THE PROBLEM:
Copy out the listing that follows exactly, dropping every picture.

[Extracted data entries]
****

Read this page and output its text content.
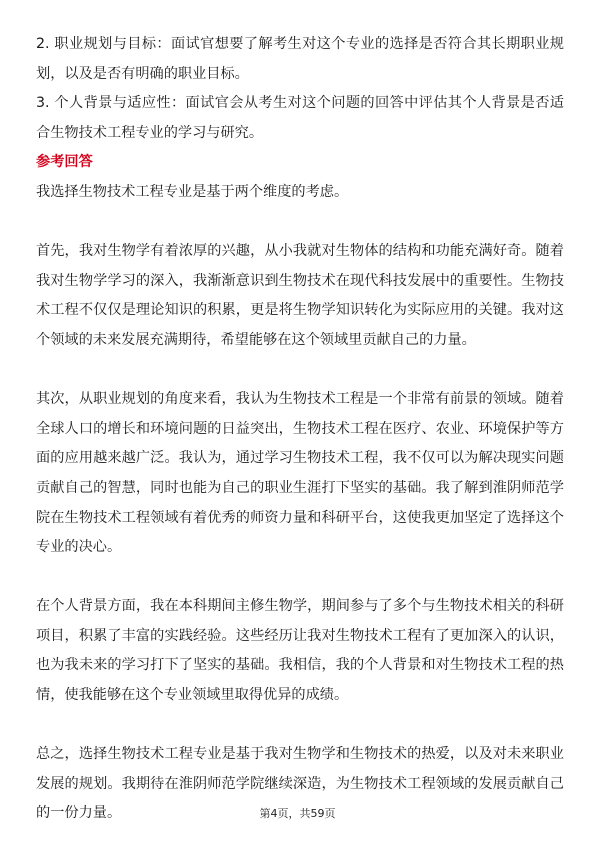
2. 职业规划与目标：面试官想要了解考生对这个专业的选择是否符合其长期职业规划，以及是否有明确的职业目标。

3. 个人背景与适应性：面试官会从考生对这个问题的回答中评估其个人背景是否适合生物技术工程专业的学习与研究。

参考回答

我选择生物技术工程专业是基于两个维度的考虑。

首先，我对生物学有着浓厚的兴趣，从小我就对生物体的结构和功能充满好奇。随着我对生物学学习的深入，我渐渐意识到生物技术在现代科技发展中的重要性。生物技术工程不仅仅是理论知识的积累，更是将生物学知识转化为实际应用的关键。我对这个领域的未来发展充满期待，希望能够在这个领域里贡献自己的力量。

其次，从职业规划的角度来看，我认为生物技术工程是一个非常有前景的领域。随着全球人口的增长和环境问题的日益突出，生物技术工程在医疗、农业、环境保护等方面的应用越来越广泛。我认为，通过学习生物技术工程，我不仅可以为解决现实问题贡献自己的智慧，同时也能为自己的职业生涯打下坚实的基础。我了解到淮阴师范学院在生物技术工程领域有着优秀的师资力量和科研平台，这使我更加坚定了选择这个专业的决心。

在个人背景方面，我在本科期间主修生物学，期间参与了多个与生物技术相关的科研项目，积累了丰富的实践经验。这些经历让我对生物技术工程有了更加深入的认识，也为我未来的学习打下了坚实的基础。我相信，我的个人背景和对生物技术工程的热情，使我能够在这个专业领域里取得优异的成绩。

总之，选择生物技术工程专业是基于我对生物学和生物技术的热爱，以及对未来职业发展的规划。我期待在淮阴师范学院继续深造，为生物技术工程领域的发展贡献自己的一份力量。	第4页，共59页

****

ANSWER FOR THE TASK:
Read this page and output its text content.
2. 职业规划与目标：面试官想要了解考生对这个专业的选择是否符合其长期职业规划，以及是否有明确的职业目标。

3. 个人背景与适应性：面试官会从考生对这个问题的回答中评估其个人背景是否适合生物技术工程专业的学习与研究。

参考回答

我选择生物技术工程专业是基于两个维度的考虑。

首先，我对生物学有着浓厚的兴趣，从小我就对生物体的结构和功能充满好奇。随着我对生物学学习的深入，我渐渐意识到生物技术在现代科技发展中的重要性。生物技术工程不仅仅是理论知识的积累，更是将生物学知识转化为实际应用的关键。我对这个领域的未来发展充满期待，希望能够在这个领域里贡献自己的力量。

其次，从职业规划的角度来看，我认为生物技术工程是一个非常有前景的领域。随着全球人口的增长和环境问题的日益突出，生物技术工程在医疗、农业、环境保护等方面的应用越来越广泛。我认为，通过学习生物技术工程，我不仅可以为解决现实问题贡献自己的智慧，同时也能为自己的职业生涯打下坚实的基础。我了解到淮阴师范学院在生物技术工程领域有着优秀的师资力量和科研平台，这使我更加坚定了选择这个专业的决心。

在个人背景方面，我在本科期间主修生物学，期间参与了多个与生物技术相关的科研项目，积累了丰富的实践经验。这些经历让我对生物技术工程有了更加深入的认识，也为我未来的学习打下了坚实的基础。我相信，我的个人背景和对生物技术工程的热情，使我能够在这个专业领域里取得优异的成绩。

总之，选择生物技术工程专业是基于我对生物学和生物技术的热爱，以及对未来职业发展的规划。我期待在淮阴师范学院继续深造，为生物技术工程领域的发展贡献自己的一份力量。	第4页，共59页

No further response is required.